** start of Given data **

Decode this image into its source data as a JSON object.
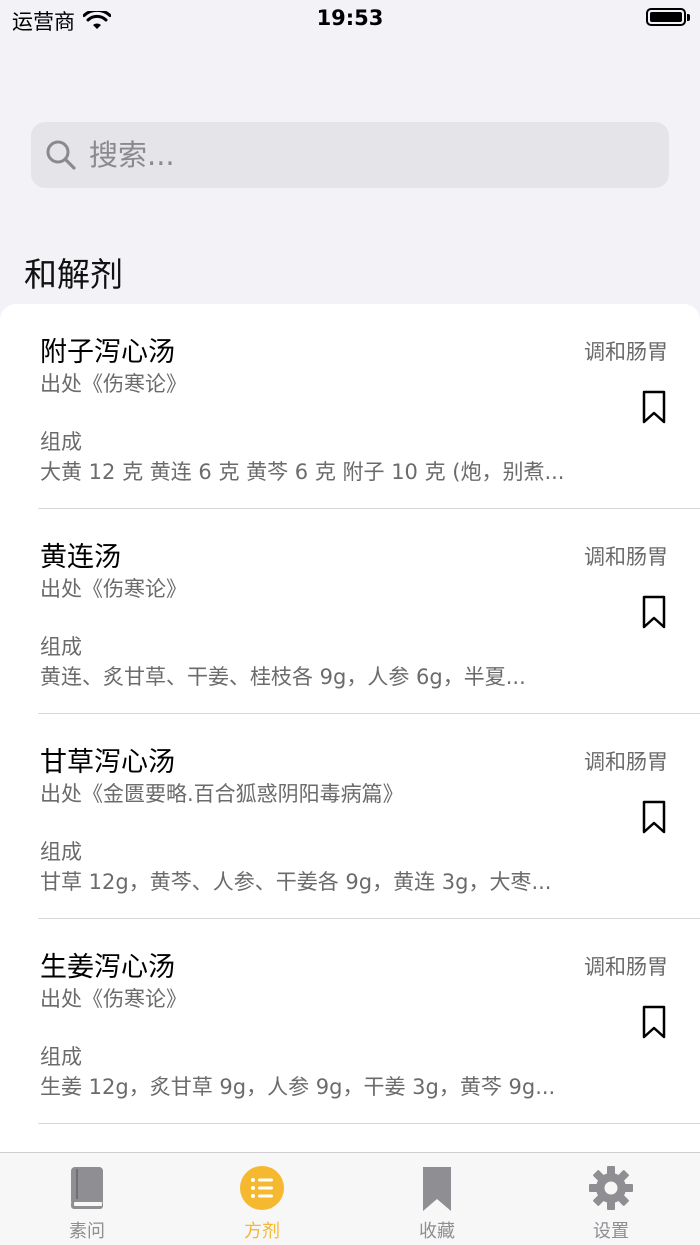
{
  "status_bar": {
    "carrier": "运营商",
    "time": "19:53"
  },
  "search": {
    "placeholder": "搜索..."
  },
  "section": {
    "title": "和解剂"
  },
  "formulas": [
    {
      "name": "附子泻心汤",
      "category": "调和肠胃",
      "source": "出处《伤寒论》",
      "composition_label": "组成",
      "composition": "大黄 12 克 黄连 6 克 黄芩 6 克 附子 10 克 (炮，别煮..."
    },
    {
      "name": "黄连汤",
      "category": "调和肠胃",
      "source": "出处《伤寒论》",
      "composition_label": "组成",
      "composition": "黄连、炙甘草、干姜、桂枝各 9g，人参 6g，半夏..."
    },
    {
      "name": "甘草泻心汤",
      "category": "调和肠胃",
      "source": "出处《金匮要略.百合狐惑阴阳毒病篇》",
      "composition_label": "组成",
      "composition": "甘草 12g，黄芩、人参、干姜各 9g，黄连 3g，大枣..."
    },
    {
      "name": "生姜泻心汤",
      "category": "调和肠胃",
      "source": "出处《伤寒论》",
      "composition_label": "组成",
      "composition": "生姜 12g，炙甘草 9g，人参 9g，干姜 3g，黄芩 9g..."
    }
  ],
  "tabs": [
    {
      "label": "素问",
      "icon": "book-icon",
      "active": false
    },
    {
      "label": "方剂",
      "icon": "list-icon",
      "active": true
    },
    {
      "label": "收藏",
      "icon": "bookmark-icon",
      "active": false
    },
    {
      "label": "设置",
      "icon": "gear-icon",
      "active": false
    }
  ],
  "colors": {
    "accent": "#f5b82e",
    "background": "#f2f2f7",
    "secondary_text": "#6b6b6b",
    "tab_inactive": "#8e8e93"
  }
}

** end of Given data **

Copy every entry exactly as written. Pictures are excluded.

Decode this image into its source data as a JSON object.
{
  "status_bar": {
    "carrier": "运营商",
    "time": "19:53"
  },
  "search": {
    "placeholder": "搜索..."
  },
  "section": {
    "title": "和解剂"
  },
  "formulas": [
    {
      "name": "附子泻心汤",
      "category": "调和肠胃",
      "source": "出处《伤寒论》",
      "composition_label": "组成",
      "composition": "大黄 12 克 黄连 6 克 黄芩 6 克 附子 10 克 (炮，别煮..."
    },
    {
      "name": "黄连汤",
      "category": "调和肠胃",
      "source": "出处《伤寒论》",
      "composition_label": "组成",
      "composition": "黄连、炙甘草、干姜、桂枝各 9g，人参 6g，半夏..."
    },
    {
      "name": "甘草泻心汤",
      "category": "调和肠胃",
      "source": "出处《金匮要略.百合狐惑阴阳毒病篇》",
      "composition_label": "组成",
      "composition": "甘草 12g，黄芩、人参、干姜各 9g，黄连 3g，大枣..."
    },
    {
      "name": "生姜泻心汤",
      "category": "调和肠胃",
      "source": "出处《伤寒论》",
      "composition_label": "组成",
      "composition": "生姜 12g，炙甘草 9g，人参 9g，干姜 3g，黄芩 9g..."
    }
  ],
  "tabs": [
    {
      "label": "素问",
      "icon": "book-icon",
      "active": false
    },
    {
      "label": "方剂",
      "icon": "list-icon",
      "active": true
    },
    {
      "label": "收藏",
      "icon": "bookmark-icon",
      "active": false
    },
    {
      "label": "设置",
      "icon": "gear-icon",
      "active": false
    }
  ],
  "colors": {
    "accent": "#f5b82e",
    "background": "#f2f2f7",
    "secondary_text": "#6b6b6b",
    "tab_inactive": "#8e8e93"
  }
}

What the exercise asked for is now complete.